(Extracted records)
===============
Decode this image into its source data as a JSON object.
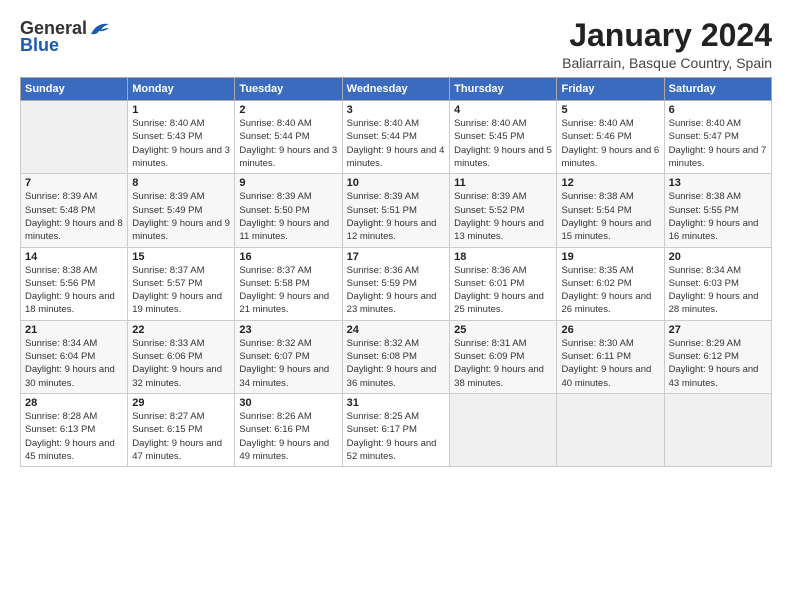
{
  "logo": {
    "general": "General",
    "blue": "Blue"
  },
  "title": "January 2024",
  "subtitle": "Baliarrain, Basque Country, Spain",
  "days_header": [
    "Sunday",
    "Monday",
    "Tuesday",
    "Wednesday",
    "Thursday",
    "Friday",
    "Saturday"
  ],
  "weeks": [
    [
      {
        "day": "",
        "sunrise": "",
        "sunset": "",
        "daylight": ""
      },
      {
        "day": "1",
        "sunrise": "Sunrise: 8:40 AM",
        "sunset": "Sunset: 5:43 PM",
        "daylight": "Daylight: 9 hours and 3 minutes."
      },
      {
        "day": "2",
        "sunrise": "Sunrise: 8:40 AM",
        "sunset": "Sunset: 5:44 PM",
        "daylight": "Daylight: 9 hours and 3 minutes."
      },
      {
        "day": "3",
        "sunrise": "Sunrise: 8:40 AM",
        "sunset": "Sunset: 5:44 PM",
        "daylight": "Daylight: 9 hours and 4 minutes."
      },
      {
        "day": "4",
        "sunrise": "Sunrise: 8:40 AM",
        "sunset": "Sunset: 5:45 PM",
        "daylight": "Daylight: 9 hours and 5 minutes."
      },
      {
        "day": "5",
        "sunrise": "Sunrise: 8:40 AM",
        "sunset": "Sunset: 5:46 PM",
        "daylight": "Daylight: 9 hours and 6 minutes."
      },
      {
        "day": "6",
        "sunrise": "Sunrise: 8:40 AM",
        "sunset": "Sunset: 5:47 PM",
        "daylight": "Daylight: 9 hours and 7 minutes."
      }
    ],
    [
      {
        "day": "7",
        "sunrise": "Sunrise: 8:39 AM",
        "sunset": "Sunset: 5:48 PM",
        "daylight": "Daylight: 9 hours and 8 minutes."
      },
      {
        "day": "8",
        "sunrise": "Sunrise: 8:39 AM",
        "sunset": "Sunset: 5:49 PM",
        "daylight": "Daylight: 9 hours and 9 minutes."
      },
      {
        "day": "9",
        "sunrise": "Sunrise: 8:39 AM",
        "sunset": "Sunset: 5:50 PM",
        "daylight": "Daylight: 9 hours and 11 minutes."
      },
      {
        "day": "10",
        "sunrise": "Sunrise: 8:39 AM",
        "sunset": "Sunset: 5:51 PM",
        "daylight": "Daylight: 9 hours and 12 minutes."
      },
      {
        "day": "11",
        "sunrise": "Sunrise: 8:39 AM",
        "sunset": "Sunset: 5:52 PM",
        "daylight": "Daylight: 9 hours and 13 minutes."
      },
      {
        "day": "12",
        "sunrise": "Sunrise: 8:38 AM",
        "sunset": "Sunset: 5:54 PM",
        "daylight": "Daylight: 9 hours and 15 minutes."
      },
      {
        "day": "13",
        "sunrise": "Sunrise: 8:38 AM",
        "sunset": "Sunset: 5:55 PM",
        "daylight": "Daylight: 9 hours and 16 minutes."
      }
    ],
    [
      {
        "day": "14",
        "sunrise": "Sunrise: 8:38 AM",
        "sunset": "Sunset: 5:56 PM",
        "daylight": "Daylight: 9 hours and 18 minutes."
      },
      {
        "day": "15",
        "sunrise": "Sunrise: 8:37 AM",
        "sunset": "Sunset: 5:57 PM",
        "daylight": "Daylight: 9 hours and 19 minutes."
      },
      {
        "day": "16",
        "sunrise": "Sunrise: 8:37 AM",
        "sunset": "Sunset: 5:58 PM",
        "daylight": "Daylight: 9 hours and 21 minutes."
      },
      {
        "day": "17",
        "sunrise": "Sunrise: 8:36 AM",
        "sunset": "Sunset: 5:59 PM",
        "daylight": "Daylight: 9 hours and 23 minutes."
      },
      {
        "day": "18",
        "sunrise": "Sunrise: 8:36 AM",
        "sunset": "Sunset: 6:01 PM",
        "daylight": "Daylight: 9 hours and 25 minutes."
      },
      {
        "day": "19",
        "sunrise": "Sunrise: 8:35 AM",
        "sunset": "Sunset: 6:02 PM",
        "daylight": "Daylight: 9 hours and 26 minutes."
      },
      {
        "day": "20",
        "sunrise": "Sunrise: 8:34 AM",
        "sunset": "Sunset: 6:03 PM",
        "daylight": "Daylight: 9 hours and 28 minutes."
      }
    ],
    [
      {
        "day": "21",
        "sunrise": "Sunrise: 8:34 AM",
        "sunset": "Sunset: 6:04 PM",
        "daylight": "Daylight: 9 hours and 30 minutes."
      },
      {
        "day": "22",
        "sunrise": "Sunrise: 8:33 AM",
        "sunset": "Sunset: 6:06 PM",
        "daylight": "Daylight: 9 hours and 32 minutes."
      },
      {
        "day": "23",
        "sunrise": "Sunrise: 8:32 AM",
        "sunset": "Sunset: 6:07 PM",
        "daylight": "Daylight: 9 hours and 34 minutes."
      },
      {
        "day": "24",
        "sunrise": "Sunrise: 8:32 AM",
        "sunset": "Sunset: 6:08 PM",
        "daylight": "Daylight: 9 hours and 36 minutes."
      },
      {
        "day": "25",
        "sunrise": "Sunrise: 8:31 AM",
        "sunset": "Sunset: 6:09 PM",
        "daylight": "Daylight: 9 hours and 38 minutes."
      },
      {
        "day": "26",
        "sunrise": "Sunrise: 8:30 AM",
        "sunset": "Sunset: 6:11 PM",
        "daylight": "Daylight: 9 hours and 40 minutes."
      },
      {
        "day": "27",
        "sunrise": "Sunrise: 8:29 AM",
        "sunset": "Sunset: 6:12 PM",
        "daylight": "Daylight: 9 hours and 43 minutes."
      }
    ],
    [
      {
        "day": "28",
        "sunrise": "Sunrise: 8:28 AM",
        "sunset": "Sunset: 6:13 PM",
        "daylight": "Daylight: 9 hours and 45 minutes."
      },
      {
        "day": "29",
        "sunrise": "Sunrise: 8:27 AM",
        "sunset": "Sunset: 6:15 PM",
        "daylight": "Daylight: 9 hours and 47 minutes."
      },
      {
        "day": "30",
        "sunrise": "Sunrise: 8:26 AM",
        "sunset": "Sunset: 6:16 PM",
        "daylight": "Daylight: 9 hours and 49 minutes."
      },
      {
        "day": "31",
        "sunrise": "Sunrise: 8:25 AM",
        "sunset": "Sunset: 6:17 PM",
        "daylight": "Daylight: 9 hours and 52 minutes."
      },
      {
        "day": "",
        "sunrise": "",
        "sunset": "",
        "daylight": ""
      },
      {
        "day": "",
        "sunrise": "",
        "sunset": "",
        "daylight": ""
      },
      {
        "day": "",
        "sunrise": "",
        "sunset": "",
        "daylight": ""
      }
    ]
  ]
}
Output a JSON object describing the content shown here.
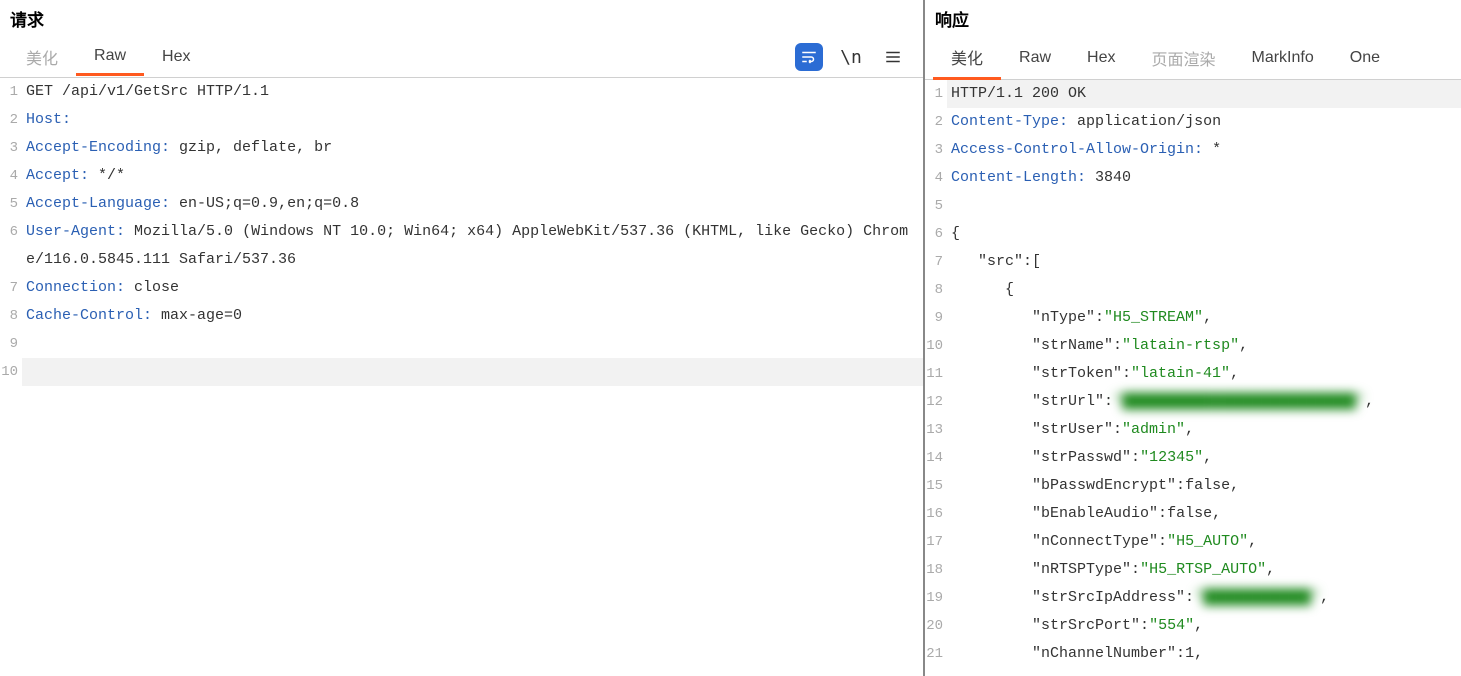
{
  "left": {
    "title": "请求",
    "tabs": {
      "beautify": "美化",
      "raw": "Raw",
      "hex": "Hex"
    },
    "active_tab": "raw",
    "actions": {
      "wrap": "wrap",
      "newline": "\\n",
      "menu": "menu"
    },
    "lines": [
      {
        "n": 1,
        "plain": "GET /api/v1/GetSrc HTTP/1.1"
      },
      {
        "n": 2,
        "key": "Host",
        "val": ""
      },
      {
        "n": 3,
        "key": "Accept-Encoding",
        "val": "gzip, deflate, br"
      },
      {
        "n": 4,
        "key": "Accept",
        "val": "*/*"
      },
      {
        "n": 5,
        "key": "Accept-Language",
        "val": "en-US;q=0.9,en;q=0.8"
      },
      {
        "n": 6,
        "key": "User-Agent",
        "val": "Mozilla/5.0 (Windows NT 10.0; Win64; x64) AppleWebKit/537.36 (KHTML, like Gecko) Chrome/116.0.5845.111 Safari/537.36"
      },
      {
        "n": 7,
        "key": "Connection",
        "val": "close"
      },
      {
        "n": 8,
        "key": "Cache-Control",
        "val": "max-age=0"
      },
      {
        "n": 9,
        "plain": ""
      },
      {
        "n": 10,
        "plain": "",
        "hl": true
      }
    ]
  },
  "right": {
    "title": "响应",
    "tabs": {
      "beautify": "美化",
      "raw": "Raw",
      "hex": "Hex",
      "pageRender": "页面渲染",
      "markinfo": "MarkInfo",
      "one": "One"
    },
    "active_tab": "beautify",
    "lines": [
      {
        "n": 1,
        "plain": "HTTP/1.1 200 OK",
        "hl": true
      },
      {
        "n": 2,
        "key": "Content-Type",
        "val": "application/json"
      },
      {
        "n": 3,
        "key": "Access-Control-Allow-Origin",
        "val": "*"
      },
      {
        "n": 4,
        "key": "Content-Length",
        "val": "3840"
      },
      {
        "n": 5,
        "plain": ""
      },
      {
        "n": 6,
        "json": {
          "indent": 0,
          "text": "{"
        }
      },
      {
        "n": 7,
        "json": {
          "indent": 1,
          "key": "src",
          "after": ":["
        }
      },
      {
        "n": 8,
        "json": {
          "indent": 2,
          "text": "{"
        }
      },
      {
        "n": 9,
        "json": {
          "indent": 3,
          "key": "nType",
          "str": "H5_STREAM",
          "comma": true
        }
      },
      {
        "n": 10,
        "json": {
          "indent": 3,
          "key": "strName",
          "str": "latain-rtsp",
          "comma": true
        }
      },
      {
        "n": 11,
        "json": {
          "indent": 3,
          "key": "strToken",
          "str": "latain-41",
          "comma": true
        }
      },
      {
        "n": 12,
        "json": {
          "indent": 3,
          "key": "strUrl",
          "str": "██████████████████████████",
          "comma": true,
          "blur": true
        }
      },
      {
        "n": 13,
        "json": {
          "indent": 3,
          "key": "strUser",
          "str": "admin",
          "comma": true
        }
      },
      {
        "n": 14,
        "json": {
          "indent": 3,
          "key": "strPasswd",
          "str": "12345",
          "comma": true
        }
      },
      {
        "n": 15,
        "json": {
          "indent": 3,
          "key": "bPasswdEncrypt",
          "lit": "false",
          "comma": true
        }
      },
      {
        "n": 16,
        "json": {
          "indent": 3,
          "key": "bEnableAudio",
          "lit": "false",
          "comma": true
        }
      },
      {
        "n": 17,
        "json": {
          "indent": 3,
          "key": "nConnectType",
          "str": "H5_AUTO",
          "comma": true
        }
      },
      {
        "n": 18,
        "json": {
          "indent": 3,
          "key": "nRTSPType",
          "str": "H5_RTSP_AUTO",
          "comma": true
        }
      },
      {
        "n": 19,
        "json": {
          "indent": 3,
          "key": "strSrcIpAddress",
          "str": "████████████",
          "comma": true,
          "blur": true
        }
      },
      {
        "n": 20,
        "json": {
          "indent": 3,
          "key": "strSrcPort",
          "str": "554",
          "comma": true
        }
      },
      {
        "n": 21,
        "json": {
          "indent": 3,
          "key": "nChannelNumber",
          "lit": "1",
          "comma": true
        }
      }
    ]
  }
}
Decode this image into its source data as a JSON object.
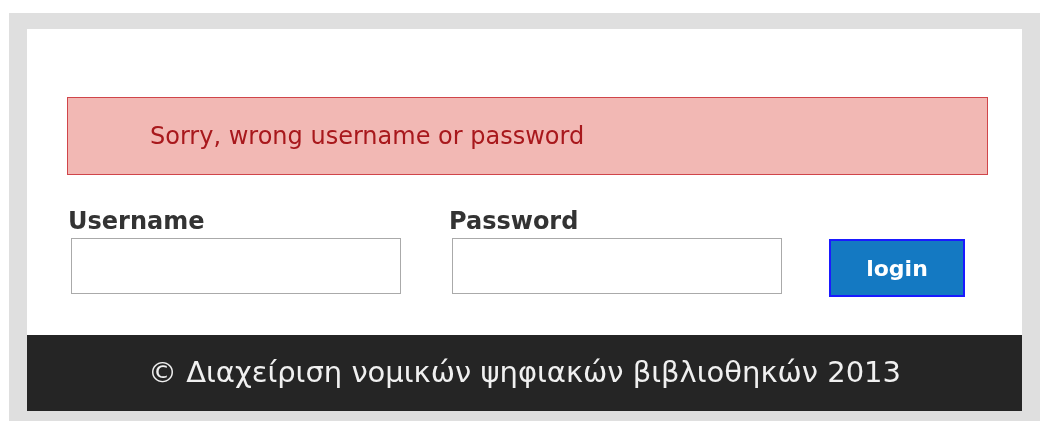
===============
_STATED PROBLEM:_ Each line that holds the word "Accept" is to be copied.

_OUTPUT FOR THIS EXERCISE:_
        "key": "Accept-Encoding",
        "key": "Accept",
        "key": "Accept-Language",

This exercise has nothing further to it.